----- Records supplied

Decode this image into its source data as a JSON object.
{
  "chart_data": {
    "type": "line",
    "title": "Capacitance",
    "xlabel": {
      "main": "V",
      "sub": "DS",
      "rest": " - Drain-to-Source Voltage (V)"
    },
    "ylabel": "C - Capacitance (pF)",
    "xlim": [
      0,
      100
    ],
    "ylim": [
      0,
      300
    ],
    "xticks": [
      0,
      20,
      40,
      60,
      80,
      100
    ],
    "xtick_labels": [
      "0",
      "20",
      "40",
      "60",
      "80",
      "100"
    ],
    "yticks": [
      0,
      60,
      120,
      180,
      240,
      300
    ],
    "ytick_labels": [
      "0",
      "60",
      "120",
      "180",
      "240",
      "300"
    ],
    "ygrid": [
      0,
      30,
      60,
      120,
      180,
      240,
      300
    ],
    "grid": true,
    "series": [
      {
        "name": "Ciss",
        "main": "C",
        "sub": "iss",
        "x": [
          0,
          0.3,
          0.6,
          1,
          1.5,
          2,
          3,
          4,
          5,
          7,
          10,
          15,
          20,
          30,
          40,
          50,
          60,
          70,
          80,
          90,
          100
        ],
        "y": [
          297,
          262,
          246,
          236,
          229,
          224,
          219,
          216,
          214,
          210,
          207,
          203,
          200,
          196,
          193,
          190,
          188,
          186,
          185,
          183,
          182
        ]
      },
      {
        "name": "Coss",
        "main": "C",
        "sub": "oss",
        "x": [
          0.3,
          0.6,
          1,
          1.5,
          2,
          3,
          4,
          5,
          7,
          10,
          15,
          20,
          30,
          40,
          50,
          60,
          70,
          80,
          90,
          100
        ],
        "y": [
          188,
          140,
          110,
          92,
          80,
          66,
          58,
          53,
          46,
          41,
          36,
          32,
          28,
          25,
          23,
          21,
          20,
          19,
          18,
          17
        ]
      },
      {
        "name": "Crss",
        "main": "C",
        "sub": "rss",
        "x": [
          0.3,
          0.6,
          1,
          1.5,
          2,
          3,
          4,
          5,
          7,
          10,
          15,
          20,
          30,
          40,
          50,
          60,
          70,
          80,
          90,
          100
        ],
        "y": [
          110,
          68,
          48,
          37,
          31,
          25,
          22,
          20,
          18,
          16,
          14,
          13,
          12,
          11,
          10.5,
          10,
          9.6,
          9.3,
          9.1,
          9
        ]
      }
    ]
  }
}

----------

Exercise:
Copy out the whole listing exactly; please set it all down.

The response:
Decode this image into its source data as a JSON object.
{
  "chart_data": {
    "type": "line",
    "title": "Capacitance",
    "xlabel": {
      "main": "V",
      "sub": "DS",
      "rest": " - Drain-to-Source Voltage (V)"
    },
    "ylabel": "C - Capacitance (pF)",
    "xlim": [
      0,
      100
    ],
    "ylim": [
      0,
      300
    ],
    "xticks": [
      0,
      20,
      40,
      60,
      80,
      100
    ],
    "xtick_labels": [
      "0",
      "20",
      "40",
      "60",
      "80",
      "100"
    ],
    "yticks": [
      0,
      60,
      120,
      180,
      240,
      300
    ],
    "ytick_labels": [
      "0",
      "60",
      "120",
      "180",
      "240",
      "300"
    ],
    "ygrid": [
      0,
      30,
      60,
      120,
      180,
      240,
      300
    ],
    "grid": true,
    "series": [
      {
        "name": "Ciss",
        "main": "C",
        "sub": "iss",
        "x": [
          0,
          0.3,
          0.6,
          1,
          1.5,
          2,
          3,
          4,
          5,
          7,
          10,
          15,
          20,
          30,
          40,
          50,
          60,
          70,
          80,
          90,
          100
        ],
        "y": [
          297,
          262,
          246,
          236,
          229,
          224,
          219,
          216,
          214,
          210,
          207,
          203,
          200,
          196,
          193,
          190,
          188,
          186,
          185,
          183,
          182
        ]
      },
      {
        "name": "Coss",
        "main": "C",
        "sub": "oss",
        "x": [
          0.3,
          0.6,
          1,
          1.5,
          2,
          3,
          4,
          5,
          7,
          10,
          15,
          20,
          30,
          40,
          50,
          60,
          70,
          80,
          90,
          100
        ],
        "y": [
          188,
          140,
          110,
          92,
          80,
          66,
          58,
          53,
          46,
          41,
          36,
          32,
          28,
          25,
          23,
          21,
          20,
          19,
          18,
          17
        ]
      },
      {
        "name": "Crss",
        "main": "C",
        "sub": "rss",
        "x": [
          0.3,
          0.6,
          1,
          1.5,
          2,
          3,
          4,
          5,
          7,
          10,
          15,
          20,
          30,
          40,
          50,
          60,
          70,
          80,
          90,
          100
        ],
        "y": [
          110,
          68,
          48,
          37,
          31,
          25,
          22,
          20,
          18,
          16,
          14,
          13,
          12,
          11,
          10.5,
          10,
          9.6,
          9.3,
          9.1,
          9
        ]
      }
    ]
  }
}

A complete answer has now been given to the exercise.